• What is asked: Repeat every line below exactly as it reads.

• Entries supplied:
BEGIN

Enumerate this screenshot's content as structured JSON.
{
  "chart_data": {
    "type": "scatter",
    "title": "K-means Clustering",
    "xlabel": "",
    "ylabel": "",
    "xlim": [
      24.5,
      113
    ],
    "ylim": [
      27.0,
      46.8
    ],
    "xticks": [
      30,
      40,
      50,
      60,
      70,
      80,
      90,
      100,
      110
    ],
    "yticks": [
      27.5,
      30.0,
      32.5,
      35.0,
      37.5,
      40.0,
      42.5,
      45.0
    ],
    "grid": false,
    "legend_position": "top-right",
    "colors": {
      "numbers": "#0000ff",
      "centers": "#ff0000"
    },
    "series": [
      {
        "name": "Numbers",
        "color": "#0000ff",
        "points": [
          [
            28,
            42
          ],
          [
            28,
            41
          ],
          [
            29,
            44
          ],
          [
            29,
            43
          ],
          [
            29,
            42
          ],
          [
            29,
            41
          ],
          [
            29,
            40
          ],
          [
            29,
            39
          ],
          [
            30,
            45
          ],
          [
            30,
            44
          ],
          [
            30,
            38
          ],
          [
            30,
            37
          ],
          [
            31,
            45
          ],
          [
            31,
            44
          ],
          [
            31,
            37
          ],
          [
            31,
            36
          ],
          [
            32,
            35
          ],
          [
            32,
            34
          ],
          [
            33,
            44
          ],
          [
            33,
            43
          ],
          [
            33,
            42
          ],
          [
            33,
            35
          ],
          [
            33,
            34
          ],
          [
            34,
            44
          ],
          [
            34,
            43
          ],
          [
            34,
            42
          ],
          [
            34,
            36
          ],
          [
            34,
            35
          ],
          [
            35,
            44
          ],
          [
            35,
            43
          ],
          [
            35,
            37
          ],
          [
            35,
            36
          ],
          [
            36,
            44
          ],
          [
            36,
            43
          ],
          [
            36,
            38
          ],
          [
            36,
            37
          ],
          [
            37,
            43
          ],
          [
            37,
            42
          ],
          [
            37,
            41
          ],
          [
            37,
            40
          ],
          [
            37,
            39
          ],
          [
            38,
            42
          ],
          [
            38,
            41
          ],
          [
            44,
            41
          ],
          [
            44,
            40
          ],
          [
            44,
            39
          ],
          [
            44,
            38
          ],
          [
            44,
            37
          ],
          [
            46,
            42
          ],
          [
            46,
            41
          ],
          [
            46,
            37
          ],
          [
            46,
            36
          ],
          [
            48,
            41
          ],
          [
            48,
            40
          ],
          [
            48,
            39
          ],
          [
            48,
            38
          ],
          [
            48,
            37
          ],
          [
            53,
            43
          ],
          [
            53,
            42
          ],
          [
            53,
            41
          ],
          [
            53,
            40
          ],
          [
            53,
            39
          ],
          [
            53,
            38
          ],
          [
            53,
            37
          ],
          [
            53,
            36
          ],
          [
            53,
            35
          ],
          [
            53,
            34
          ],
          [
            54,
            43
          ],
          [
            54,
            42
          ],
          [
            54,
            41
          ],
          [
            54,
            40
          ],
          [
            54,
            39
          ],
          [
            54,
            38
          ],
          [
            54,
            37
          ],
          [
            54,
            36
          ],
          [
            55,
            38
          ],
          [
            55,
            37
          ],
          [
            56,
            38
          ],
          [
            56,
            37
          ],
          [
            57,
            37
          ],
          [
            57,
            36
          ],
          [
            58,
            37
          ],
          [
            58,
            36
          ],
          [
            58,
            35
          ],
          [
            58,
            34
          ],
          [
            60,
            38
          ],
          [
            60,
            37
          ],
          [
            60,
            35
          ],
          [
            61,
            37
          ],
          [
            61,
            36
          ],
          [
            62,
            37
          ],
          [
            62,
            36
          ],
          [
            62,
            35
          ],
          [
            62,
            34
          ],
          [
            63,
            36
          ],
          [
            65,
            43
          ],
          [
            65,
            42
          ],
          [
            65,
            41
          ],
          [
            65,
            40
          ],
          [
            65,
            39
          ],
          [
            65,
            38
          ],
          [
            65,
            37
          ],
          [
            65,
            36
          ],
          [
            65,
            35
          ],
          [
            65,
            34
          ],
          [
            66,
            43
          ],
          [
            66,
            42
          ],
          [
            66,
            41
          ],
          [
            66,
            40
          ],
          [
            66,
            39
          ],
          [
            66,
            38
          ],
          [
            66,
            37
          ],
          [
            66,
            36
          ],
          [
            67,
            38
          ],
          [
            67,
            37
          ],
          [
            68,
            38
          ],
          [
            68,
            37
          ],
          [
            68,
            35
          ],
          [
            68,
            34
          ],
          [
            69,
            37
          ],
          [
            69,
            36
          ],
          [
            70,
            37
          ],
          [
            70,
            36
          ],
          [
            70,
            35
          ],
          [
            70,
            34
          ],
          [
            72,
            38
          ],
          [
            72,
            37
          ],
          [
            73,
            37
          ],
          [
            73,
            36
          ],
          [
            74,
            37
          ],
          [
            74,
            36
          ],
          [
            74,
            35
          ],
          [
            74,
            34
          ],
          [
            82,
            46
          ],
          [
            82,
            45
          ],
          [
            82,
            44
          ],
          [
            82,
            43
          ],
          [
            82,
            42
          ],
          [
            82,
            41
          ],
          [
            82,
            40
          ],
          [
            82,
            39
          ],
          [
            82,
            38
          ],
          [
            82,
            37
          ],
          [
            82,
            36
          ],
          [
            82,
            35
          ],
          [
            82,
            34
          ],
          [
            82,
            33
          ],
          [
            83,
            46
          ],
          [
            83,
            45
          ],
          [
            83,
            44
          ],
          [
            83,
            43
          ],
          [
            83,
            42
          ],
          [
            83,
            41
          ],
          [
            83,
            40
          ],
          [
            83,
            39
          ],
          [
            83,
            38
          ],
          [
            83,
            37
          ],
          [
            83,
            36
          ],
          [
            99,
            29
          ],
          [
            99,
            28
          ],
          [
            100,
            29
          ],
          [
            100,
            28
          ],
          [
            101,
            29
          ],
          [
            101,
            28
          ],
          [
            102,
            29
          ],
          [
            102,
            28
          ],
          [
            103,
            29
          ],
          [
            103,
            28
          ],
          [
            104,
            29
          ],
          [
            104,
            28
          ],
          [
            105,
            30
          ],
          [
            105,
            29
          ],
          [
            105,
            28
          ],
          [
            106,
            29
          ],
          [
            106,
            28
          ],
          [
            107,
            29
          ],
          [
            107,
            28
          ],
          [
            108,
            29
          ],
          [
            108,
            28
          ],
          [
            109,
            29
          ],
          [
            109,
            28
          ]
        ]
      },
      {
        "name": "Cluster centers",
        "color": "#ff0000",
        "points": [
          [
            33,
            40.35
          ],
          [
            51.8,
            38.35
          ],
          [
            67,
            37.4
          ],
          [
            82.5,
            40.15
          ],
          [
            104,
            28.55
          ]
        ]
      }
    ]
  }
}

END

• Exercise result:
Enumerate this screenshot's content as structured JSON.
{
  "chart_data": {
    "type": "scatter",
    "title": "K-means Clustering",
    "xlabel": "",
    "ylabel": "",
    "xlim": [
      24.5,
      113
    ],
    "ylim": [
      27.0,
      46.8
    ],
    "xticks": [
      30,
      40,
      50,
      60,
      70,
      80,
      90,
      100,
      110
    ],
    "yticks": [
      27.5,
      30.0,
      32.5,
      35.0,
      37.5,
      40.0,
      42.5,
      45.0
    ],
    "grid": false,
    "legend_position": "top-right",
    "colors": {
      "numbers": "#0000ff",
      "centers": "#ff0000"
    },
    "series": [
      {
        "name": "Numbers",
        "color": "#0000ff",
        "points": [
          [
            28,
            42
          ],
          [
            28,
            41
          ],
          [
            29,
            44
          ],
          [
            29,
            43
          ],
          [
            29,
            42
          ],
          [
            29,
            41
          ],
          [
            29,
            40
          ],
          [
            29,
            39
          ],
          [
            30,
            45
          ],
          [
            30,
            44
          ],
          [
            30,
            38
          ],
          [
            30,
            37
          ],
          [
            31,
            45
          ],
          [
            31,
            44
          ],
          [
            31,
            37
          ],
          [
            31,
            36
          ],
          [
            32,
            35
          ],
          [
            32,
            34
          ],
          [
            33,
            44
          ],
          [
            33,
            43
          ],
          [
            33,
            42
          ],
          [
            33,
            35
          ],
          [
            33,
            34
          ],
          [
            34,
            44
          ],
          [
            34,
            43
          ],
          [
            34,
            42
          ],
          [
            34,
            36
          ],
          [
            34,
            35
          ],
          [
            35,
            44
          ],
          [
            35,
            43
          ],
          [
            35,
            37
          ],
          [
            35,
            36
          ],
          [
            36,
            44
          ],
          [
            36,
            43
          ],
          [
            36,
            38
          ],
          [
            36,
            37
          ],
          [
            37,
            43
          ],
          [
            37,
            42
          ],
          [
            37,
            41
          ],
          [
            37,
            40
          ],
          [
            37,
            39
          ],
          [
            38,
            42
          ],
          [
            38,
            41
          ],
          [
            44,
            41
          ],
          [
            44,
            40
          ],
          [
            44,
            39
          ],
          [
            44,
            38
          ],
          [
            44,
            37
          ],
          [
            46,
            42
          ],
          [
            46,
            41
          ],
          [
            46,
            37
          ],
          [
            46,
            36
          ],
          [
            48,
            41
          ],
          [
            48,
            40
          ],
          [
            48,
            39
          ],
          [
            48,
            38
          ],
          [
            48,
            37
          ],
          [
            53,
            43
          ],
          [
            53,
            42
          ],
          [
            53,
            41
          ],
          [
            53,
            40
          ],
          [
            53,
            39
          ],
          [
            53,
            38
          ],
          [
            53,
            37
          ],
          [
            53,
            36
          ],
          [
            53,
            35
          ],
          [
            53,
            34
          ],
          [
            54,
            43
          ],
          [
            54,
            42
          ],
          [
            54,
            41
          ],
          [
            54,
            40
          ],
          [
            54,
            39
          ],
          [
            54,
            38
          ],
          [
            54,
            37
          ],
          [
            54,
            36
          ],
          [
            55,
            38
          ],
          [
            55,
            37
          ],
          [
            56,
            38
          ],
          [
            56,
            37
          ],
          [
            57,
            37
          ],
          [
            57,
            36
          ],
          [
            58,
            37
          ],
          [
            58,
            36
          ],
          [
            58,
            35
          ],
          [
            58,
            34
          ],
          [
            60,
            38
          ],
          [
            60,
            37
          ],
          [
            60,
            35
          ],
          [
            61,
            37
          ],
          [
            61,
            36
          ],
          [
            62,
            37
          ],
          [
            62,
            36
          ],
          [
            62,
            35
          ],
          [
            62,
            34
          ],
          [
            63,
            36
          ],
          [
            65,
            43
          ],
          [
            65,
            42
          ],
          [
            65,
            41
          ],
          [
            65,
            40
          ],
          [
            65,
            39
          ],
          [
            65,
            38
          ],
          [
            65,
            37
          ],
          [
            65,
            36
          ],
          [
            65,
            35
          ],
          [
            65,
            34
          ],
          [
            66,
            43
          ],
          [
            66,
            42
          ],
          [
            66,
            41
          ],
          [
            66,
            40
          ],
          [
            66,
            39
          ],
          [
            66,
            38
          ],
          [
            66,
            37
          ],
          [
            66,
            36
          ],
          [
            67,
            38
          ],
          [
            67,
            37
          ],
          [
            68,
            38
          ],
          [
            68,
            37
          ],
          [
            68,
            35
          ],
          [
            68,
            34
          ],
          [
            69,
            37
          ],
          [
            69,
            36
          ],
          [
            70,
            37
          ],
          [
            70,
            36
          ],
          [
            70,
            35
          ],
          [
            70,
            34
          ],
          [
            72,
            38
          ],
          [
            72,
            37
          ],
          [
            73,
            37
          ],
          [
            73,
            36
          ],
          [
            74,
            37
          ],
          [
            74,
            36
          ],
          [
            74,
            35
          ],
          [
            74,
            34
          ],
          [
            82,
            46
          ],
          [
            82,
            45
          ],
          [
            82,
            44
          ],
          [
            82,
            43
          ],
          [
            82,
            42
          ],
          [
            82,
            41
          ],
          [
            82,
            40
          ],
          [
            82,
            39
          ],
          [
            82,
            38
          ],
          [
            82,
            37
          ],
          [
            82,
            36
          ],
          [
            82,
            35
          ],
          [
            82,
            34
          ],
          [
            82,
            33
          ],
          [
            83,
            46
          ],
          [
            83,
            45
          ],
          [
            83,
            44
          ],
          [
            83,
            43
          ],
          [
            83,
            42
          ],
          [
            83,
            41
          ],
          [
            83,
            40
          ],
          [
            83,
            39
          ],
          [
            83,
            38
          ],
          [
            83,
            37
          ],
          [
            83,
            36
          ],
          [
            99,
            29
          ],
          [
            99,
            28
          ],
          [
            100,
            29
          ],
          [
            100,
            28
          ],
          [
            101,
            29
          ],
          [
            101,
            28
          ],
          [
            102,
            29
          ],
          [
            102,
            28
          ],
          [
            103,
            29
          ],
          [
            103,
            28
          ],
          [
            104,
            29
          ],
          [
            104,
            28
          ],
          [
            105,
            30
          ],
          [
            105,
            29
          ],
          [
            105,
            28
          ],
          [
            106,
            29
          ],
          [
            106,
            28
          ],
          [
            107,
            29
          ],
          [
            107,
            28
          ],
          [
            108,
            29
          ],
          [
            108,
            28
          ],
          [
            109,
            29
          ],
          [
            109,
            28
          ]
        ]
      },
      {
        "name": "Cluster centers",
        "color": "#ff0000",
        "points": [
          [
            33,
            40.35
          ],
          [
            51.8,
            38.35
          ],
          [
            67,
            37.4
          ],
          [
            82.5,
            40.15
          ],
          [
            104,
            28.55
          ]
        ]
      }
    ]
  }
}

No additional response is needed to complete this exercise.